• _Input records_
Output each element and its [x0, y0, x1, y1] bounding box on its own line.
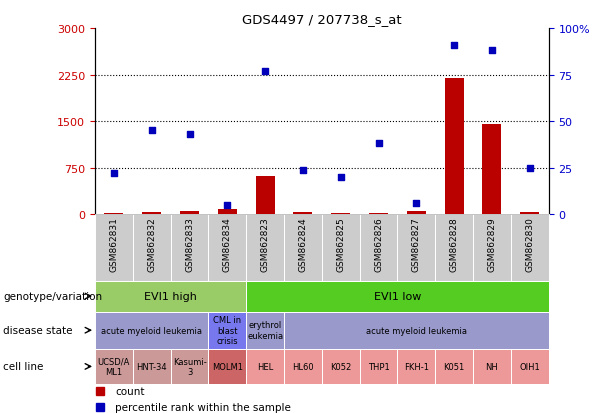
Bar	[208, 215, 246, 281]
Bar	[322, 215, 360, 281]
Point	[185, 131, 194, 138]
Text: count: count	[115, 386, 145, 396]
Text: GSM862831: GSM862831	[109, 217, 118, 271]
Point	[487, 48, 497, 55]
Point	[147, 128, 156, 135]
Bar	[170, 349, 208, 384]
Text: acute myeloid leukemia: acute myeloid leukemia	[101, 326, 202, 335]
Bar	[331, 213, 350, 215]
Bar	[170, 215, 208, 281]
Bar	[218, 210, 237, 215]
Text: EVI1 high: EVI1 high	[144, 291, 197, 301]
Bar	[180, 211, 199, 215]
Point	[223, 202, 232, 209]
Point	[373, 141, 384, 147]
Text: NH: NH	[485, 362, 498, 371]
Text: GSM862827: GSM862827	[412, 217, 421, 271]
Point	[525, 165, 535, 172]
Bar	[511, 215, 549, 281]
Point	[411, 200, 421, 207]
Text: disease state: disease state	[3, 325, 72, 335]
Bar	[246, 312, 284, 349]
Bar	[322, 349, 360, 384]
Text: percentile rank within the sample: percentile rank within the sample	[115, 402, 291, 412]
Text: EVI1 low: EVI1 low	[374, 291, 421, 301]
Bar	[407, 211, 426, 215]
Bar	[284, 312, 549, 349]
Text: MOLM1: MOLM1	[212, 362, 243, 371]
Bar	[95, 312, 208, 349]
Text: GSM862823: GSM862823	[261, 217, 270, 271]
Bar	[444, 78, 463, 215]
Point	[336, 174, 346, 181]
Title: GDS4497 / 207738_s_at: GDS4497 / 207738_s_at	[242, 13, 402, 26]
Bar	[95, 281, 246, 312]
Bar	[397, 215, 435, 281]
Bar	[294, 212, 313, 215]
Text: FKH-1: FKH-1	[404, 362, 429, 371]
Text: UCSD/A
ML1: UCSD/A ML1	[97, 357, 130, 376]
Bar	[520, 213, 539, 215]
Text: HL60: HL60	[292, 362, 314, 371]
Bar	[208, 312, 246, 349]
Text: GSM862829: GSM862829	[487, 217, 497, 271]
Bar	[397, 349, 435, 384]
Bar	[246, 349, 284, 384]
Bar	[133, 215, 170, 281]
Text: Kasumi-
3: Kasumi- 3	[173, 357, 207, 376]
Bar	[246, 281, 549, 312]
Bar	[473, 349, 511, 384]
Bar	[284, 349, 322, 384]
Text: erythrol
eukemia: erythrol eukemia	[247, 321, 283, 340]
Point	[109, 171, 119, 177]
Bar	[246, 215, 284, 281]
Bar	[473, 215, 511, 281]
Bar	[360, 215, 397, 281]
Text: GSM862824: GSM862824	[299, 217, 308, 271]
Text: CML in
blast
crisis: CML in blast crisis	[213, 316, 242, 345]
Bar	[284, 215, 322, 281]
Text: THP1: THP1	[368, 362, 389, 371]
Bar	[208, 349, 246, 384]
Bar	[360, 349, 397, 384]
Bar	[369, 214, 388, 215]
Bar	[104, 213, 123, 215]
Bar	[256, 176, 275, 215]
Bar	[142, 212, 161, 215]
Text: K051: K051	[444, 362, 465, 371]
Text: GSM862825: GSM862825	[336, 217, 345, 271]
Bar	[95, 349, 133, 384]
Point	[298, 167, 308, 173]
Point	[449, 43, 459, 49]
Text: GSM862833: GSM862833	[185, 217, 194, 271]
Bar	[133, 349, 170, 384]
Bar	[435, 349, 473, 384]
Bar	[511, 349, 549, 384]
Text: HEL: HEL	[257, 362, 273, 371]
Text: GSM862832: GSM862832	[147, 217, 156, 271]
Bar	[95, 215, 133, 281]
Text: GSM862828: GSM862828	[449, 217, 459, 271]
Bar	[435, 215, 473, 281]
Text: cell line: cell line	[3, 361, 44, 372]
Text: GSM862830: GSM862830	[525, 217, 535, 271]
Text: GSM862826: GSM862826	[374, 217, 383, 271]
Text: K052: K052	[330, 362, 351, 371]
Text: genotype/variation: genotype/variation	[3, 291, 102, 301]
Text: OIH1: OIH1	[519, 362, 540, 371]
Point	[260, 69, 270, 75]
Text: GSM862834: GSM862834	[223, 217, 232, 271]
Bar	[482, 125, 501, 215]
Text: HNT-34: HNT-34	[137, 362, 167, 371]
Text: acute myeloid leukemia: acute myeloid leukemia	[366, 326, 467, 335]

• _Request_
Please reproduce the stretch of the listing above from the line containing "215, 246, 281]" through the line containing "212, 161, 215]", both included, without changing anything.

• _Reply_
Bar	[208, 215, 246, 281]
Bar	[322, 215, 360, 281]
Point	[185, 131, 194, 138]
Text: count: count	[115, 386, 145, 396]
Text: GSM862831: GSM862831	[109, 217, 118, 271]
Point	[487, 48, 497, 55]
Point	[147, 128, 156, 135]
Bar	[170, 349, 208, 384]
Text: acute myeloid leukemia: acute myeloid leukemia	[101, 326, 202, 335]
Bar	[331, 213, 350, 215]
Bar	[170, 215, 208, 281]
Bar	[218, 210, 237, 215]
Text: EVI1 high: EVI1 high	[144, 291, 197, 301]
Bar	[180, 211, 199, 215]
Point	[223, 202, 232, 209]
Point	[373, 141, 384, 147]
Text: NH: NH	[485, 362, 498, 371]
Text: GSM862827: GSM862827	[412, 217, 421, 271]
Point	[525, 165, 535, 172]
Bar	[511, 215, 549, 281]
Point	[411, 200, 421, 207]
Text: disease state: disease state	[3, 325, 72, 335]
Bar	[246, 312, 284, 349]
Bar	[322, 349, 360, 384]
Text: percentile rank within the sample: percentile rank within the sample	[115, 402, 291, 412]
Text: EVI1 low: EVI1 low	[374, 291, 421, 301]
Bar	[407, 211, 426, 215]
Bar	[284, 312, 549, 349]
Text: MOLM1: MOLM1	[212, 362, 243, 371]
Bar	[95, 312, 208, 349]
Text: GSM862823: GSM862823	[261, 217, 270, 271]
Bar	[444, 78, 463, 215]
Point	[336, 174, 346, 181]
Title: GDS4497 / 207738_s_at: GDS4497 / 207738_s_at	[242, 13, 402, 26]
Bar	[95, 281, 246, 312]
Bar	[397, 215, 435, 281]
Bar	[294, 212, 313, 215]
Text: FKH-1: FKH-1	[404, 362, 429, 371]
Text: UCSD/A
ML1: UCSD/A ML1	[97, 357, 130, 376]
Bar	[520, 213, 539, 215]
Text: HL60: HL60	[292, 362, 314, 371]
Bar	[208, 312, 246, 349]
Text: GSM862829: GSM862829	[487, 217, 497, 271]
Bar	[397, 349, 435, 384]
Bar	[246, 349, 284, 384]
Bar	[133, 215, 170, 281]
Text: Kasumi-
3: Kasumi- 3	[173, 357, 207, 376]
Bar	[246, 281, 549, 312]
Bar	[473, 349, 511, 384]
Bar	[284, 349, 322, 384]
Text: erythrol
eukemia: erythrol eukemia	[247, 321, 283, 340]
Point	[109, 171, 119, 177]
Bar	[246, 215, 284, 281]
Bar	[473, 215, 511, 281]
Bar	[360, 215, 397, 281]
Text: GSM862824: GSM862824	[299, 217, 308, 271]
Text: CML in
blast
crisis: CML in blast crisis	[213, 316, 242, 345]
Bar	[284, 215, 322, 281]
Text: THP1: THP1	[368, 362, 389, 371]
Bar	[208, 349, 246, 384]
Bar	[360, 349, 397, 384]
Bar	[369, 214, 388, 215]
Bar	[104, 213, 123, 215]
Bar	[256, 176, 275, 215]
Bar	[142, 212, 161, 215]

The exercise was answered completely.